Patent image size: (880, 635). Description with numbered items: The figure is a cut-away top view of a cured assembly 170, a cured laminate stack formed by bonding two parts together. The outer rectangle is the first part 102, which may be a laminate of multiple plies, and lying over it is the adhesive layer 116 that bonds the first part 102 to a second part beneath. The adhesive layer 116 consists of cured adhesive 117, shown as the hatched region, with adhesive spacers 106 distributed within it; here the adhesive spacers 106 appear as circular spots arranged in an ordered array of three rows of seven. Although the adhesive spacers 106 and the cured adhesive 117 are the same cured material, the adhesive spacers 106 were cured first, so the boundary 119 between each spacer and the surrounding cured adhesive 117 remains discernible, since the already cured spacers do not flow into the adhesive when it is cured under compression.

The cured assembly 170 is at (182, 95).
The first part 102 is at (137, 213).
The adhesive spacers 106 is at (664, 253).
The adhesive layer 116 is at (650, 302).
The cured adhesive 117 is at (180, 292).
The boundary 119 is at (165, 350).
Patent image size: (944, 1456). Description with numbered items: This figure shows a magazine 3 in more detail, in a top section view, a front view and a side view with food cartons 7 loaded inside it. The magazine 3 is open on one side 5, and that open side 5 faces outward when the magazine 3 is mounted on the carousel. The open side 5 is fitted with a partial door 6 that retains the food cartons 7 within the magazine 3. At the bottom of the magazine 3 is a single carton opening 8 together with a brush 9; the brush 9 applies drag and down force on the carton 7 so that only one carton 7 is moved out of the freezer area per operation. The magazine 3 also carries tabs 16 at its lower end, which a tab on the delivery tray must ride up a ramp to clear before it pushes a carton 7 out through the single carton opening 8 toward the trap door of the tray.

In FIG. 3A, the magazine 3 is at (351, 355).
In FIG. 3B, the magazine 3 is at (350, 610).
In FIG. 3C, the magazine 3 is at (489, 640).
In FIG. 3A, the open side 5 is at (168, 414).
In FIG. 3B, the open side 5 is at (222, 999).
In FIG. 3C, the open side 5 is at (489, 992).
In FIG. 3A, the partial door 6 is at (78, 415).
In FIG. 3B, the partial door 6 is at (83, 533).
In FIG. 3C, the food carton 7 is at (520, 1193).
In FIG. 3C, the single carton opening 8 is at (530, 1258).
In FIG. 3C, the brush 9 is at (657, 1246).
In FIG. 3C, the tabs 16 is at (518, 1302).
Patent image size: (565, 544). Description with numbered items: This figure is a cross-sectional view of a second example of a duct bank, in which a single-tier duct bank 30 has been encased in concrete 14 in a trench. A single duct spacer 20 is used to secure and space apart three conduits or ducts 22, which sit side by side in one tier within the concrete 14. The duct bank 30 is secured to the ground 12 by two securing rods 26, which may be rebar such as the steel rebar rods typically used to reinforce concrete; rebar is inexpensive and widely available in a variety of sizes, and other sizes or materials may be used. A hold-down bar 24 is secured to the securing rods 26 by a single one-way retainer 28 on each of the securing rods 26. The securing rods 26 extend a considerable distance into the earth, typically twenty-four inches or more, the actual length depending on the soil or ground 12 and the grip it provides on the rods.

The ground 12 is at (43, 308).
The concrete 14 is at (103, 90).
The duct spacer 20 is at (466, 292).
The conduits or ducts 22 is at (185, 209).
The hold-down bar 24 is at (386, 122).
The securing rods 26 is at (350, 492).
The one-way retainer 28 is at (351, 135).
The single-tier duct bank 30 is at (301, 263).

==================================================

What is asked: Return every one of the lines above, unchanged and in the same order.

Response to the exercise:
Patent image size: (880, 635). Description with numbered items: The figure is a cut-away top view of a cured assembly 170, a cured laminate stack formed by bonding two parts together. The outer rectangle is the first part 102, which may be a laminate of multiple plies, and lying over it is the adhesive layer 116 that bonds the first part 102 to a second part beneath. The adhesive layer 116 consists of cured adhesive 117, shown as the hatched region, with adhesive spacers 106 distributed within it; here the adhesive spacers 106 appear as circular spots arranged in an ordered array of three rows of seven. Although the adhesive spacers 106 and the cured adhesive 117 are the same cured material, the adhesive spacers 106 were cured first, so the boundary 119 between each spacer and the surrounding cured adhesive 117 remains discernible, since the already cured spacers do not flow into the adhesive when it is cured under compression.

The cured assembly 170 is at (182, 95).
The first part 102 is at (137, 213).
The adhesive spacers 106 is at (664, 253).
The adhesive layer 116 is at (650, 302).
The cured adhesive 117 is at (180, 292).
The boundary 119 is at (165, 350).
Patent image size: (944, 1456). Description with numbered items: This figure shows a magazine 3 in more detail, in a top section view, a front view and a side view with food cartons 7 loaded inside it. The magazine 3 is open on one side 5, and that open side 5 faces outward when the magazine 3 is mounted on the carousel. The open side 5 is fitted with a partial door 6 that retains the food cartons 7 within the magazine 3. At the bottom of the magazine 3 is a single carton opening 8 together with a brush 9; the brush 9 applies drag and down force on the carton 7 so that only one carton 7 is moved out of the freezer area per operation. The magazine 3 also carries tabs 16 at its lower end, which a tab on the delivery tray must ride up a ramp to clear before it pushes a carton 7 out through the single carton opening 8 toward the trap door of the tray.

In FIG. 3A, the magazine 3 is at (351, 355).
In FIG. 3B, the magazine 3 is at (350, 610).
In FIG. 3C, the magazine 3 is at (489, 640).
In FIG. 3A, the open side 5 is at (168, 414).
In FIG. 3B, the open side 5 is at (222, 999).
In FIG. 3C, the open side 5 is at (489, 992).
In FIG. 3A, the partial door 6 is at (78, 415).
In FIG. 3B, the partial door 6 is at (83, 533).
In FIG. 3C, the food carton 7 is at (520, 1193).
In FIG. 3C, the single carton opening 8 is at (530, 1258).
In FIG. 3C, the brush 9 is at (657, 1246).
In FIG. 3C, the tabs 16 is at (518, 1302).
Patent image size: (565, 544). Description with numbered items: This figure is a cross-sectional view of a second example of a duct bank, in which a single-tier duct bank 30 has been encased in concrete 14 in a trench. A single duct spacer 20 is used to secure and space apart three conduits or ducts 22, which sit side by side in one tier within the concrete 14. The duct bank 30 is secured to the ground 12 by two securing rods 26, which may be rebar such as the steel rebar rods typically used to reinforce concrete; rebar is inexpensive and widely available in a variety of sizes, and other sizes or materials may be used. A hold-down bar 24 is secured to the securing rods 26 by a single one-way retainer 28 on each of the securing rods 26. The securing rods 26 extend a considerable distance into the earth, typically twenty-four inches or more, the actual length depending on the soil or ground 12 and the grip it provides on the rods.

The ground 12 is at (43, 308).
The concrete 14 is at (103, 90).
The duct spacer 20 is at (466, 292).
The conduits or ducts 22 is at (185, 209).
The hold-down bar 24 is at (386, 122).
The securing rods 26 is at (350, 492).
The one-way retainer 28 is at (351, 135).
The single-tier duct bank 30 is at (301, 263).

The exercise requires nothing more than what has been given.